* TASK TO CARRY OUT
Show every line in the entries below where the word "Popisky" appears.

** begin STORED DATA **

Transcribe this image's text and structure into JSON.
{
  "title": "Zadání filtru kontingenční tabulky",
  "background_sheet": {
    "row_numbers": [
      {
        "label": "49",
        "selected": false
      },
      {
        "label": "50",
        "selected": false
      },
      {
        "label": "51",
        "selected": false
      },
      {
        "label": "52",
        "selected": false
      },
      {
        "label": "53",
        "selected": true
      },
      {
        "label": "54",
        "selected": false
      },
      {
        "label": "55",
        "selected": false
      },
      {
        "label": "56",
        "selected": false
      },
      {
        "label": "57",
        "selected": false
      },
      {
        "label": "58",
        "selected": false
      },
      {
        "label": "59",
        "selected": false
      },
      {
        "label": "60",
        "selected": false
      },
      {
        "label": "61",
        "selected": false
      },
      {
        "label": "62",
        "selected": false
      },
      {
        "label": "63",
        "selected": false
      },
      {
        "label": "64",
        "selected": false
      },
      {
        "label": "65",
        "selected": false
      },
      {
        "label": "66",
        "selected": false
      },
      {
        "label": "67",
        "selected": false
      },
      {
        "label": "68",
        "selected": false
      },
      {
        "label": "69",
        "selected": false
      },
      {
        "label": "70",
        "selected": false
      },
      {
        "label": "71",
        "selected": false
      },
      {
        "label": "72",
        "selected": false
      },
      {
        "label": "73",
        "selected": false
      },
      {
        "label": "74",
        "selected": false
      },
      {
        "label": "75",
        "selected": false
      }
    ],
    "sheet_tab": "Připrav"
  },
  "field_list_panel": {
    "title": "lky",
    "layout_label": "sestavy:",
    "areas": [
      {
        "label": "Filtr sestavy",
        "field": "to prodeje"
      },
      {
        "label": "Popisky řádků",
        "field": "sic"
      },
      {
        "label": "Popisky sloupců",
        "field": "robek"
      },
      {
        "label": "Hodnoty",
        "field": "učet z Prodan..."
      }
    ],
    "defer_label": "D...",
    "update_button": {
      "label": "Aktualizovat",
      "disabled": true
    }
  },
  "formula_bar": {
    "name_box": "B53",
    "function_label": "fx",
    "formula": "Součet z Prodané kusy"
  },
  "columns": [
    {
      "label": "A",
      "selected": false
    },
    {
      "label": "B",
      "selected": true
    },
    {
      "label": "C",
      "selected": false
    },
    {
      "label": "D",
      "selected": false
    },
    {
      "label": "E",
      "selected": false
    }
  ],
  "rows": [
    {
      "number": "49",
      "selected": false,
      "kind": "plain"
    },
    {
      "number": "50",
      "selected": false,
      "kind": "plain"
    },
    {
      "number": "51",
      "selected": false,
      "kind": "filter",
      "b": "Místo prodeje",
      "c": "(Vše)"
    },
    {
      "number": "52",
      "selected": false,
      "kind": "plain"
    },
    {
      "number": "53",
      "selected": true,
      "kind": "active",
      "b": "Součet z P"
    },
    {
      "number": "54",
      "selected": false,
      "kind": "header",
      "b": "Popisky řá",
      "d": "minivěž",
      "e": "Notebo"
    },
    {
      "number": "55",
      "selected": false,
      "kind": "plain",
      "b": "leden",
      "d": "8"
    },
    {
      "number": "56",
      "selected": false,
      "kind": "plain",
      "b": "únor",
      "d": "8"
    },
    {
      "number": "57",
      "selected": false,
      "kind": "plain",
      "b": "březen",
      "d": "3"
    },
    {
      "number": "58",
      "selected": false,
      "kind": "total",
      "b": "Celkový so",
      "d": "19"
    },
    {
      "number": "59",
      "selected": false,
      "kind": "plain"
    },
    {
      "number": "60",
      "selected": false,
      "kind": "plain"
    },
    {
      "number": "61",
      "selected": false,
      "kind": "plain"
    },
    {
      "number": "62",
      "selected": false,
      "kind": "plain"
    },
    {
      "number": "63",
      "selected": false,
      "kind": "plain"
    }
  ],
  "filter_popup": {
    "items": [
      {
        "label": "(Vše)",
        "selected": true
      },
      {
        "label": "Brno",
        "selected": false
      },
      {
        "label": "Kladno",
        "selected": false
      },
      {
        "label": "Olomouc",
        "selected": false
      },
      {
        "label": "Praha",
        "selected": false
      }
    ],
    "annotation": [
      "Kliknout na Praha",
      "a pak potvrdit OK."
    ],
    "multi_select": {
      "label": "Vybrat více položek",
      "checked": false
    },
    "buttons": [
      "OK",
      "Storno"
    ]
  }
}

** end STORED DATA **

* WORKED ANSWER
        "label": "Popisky řádků",
        "label": "Popisky sloupců",
      "b": "Popisky řá",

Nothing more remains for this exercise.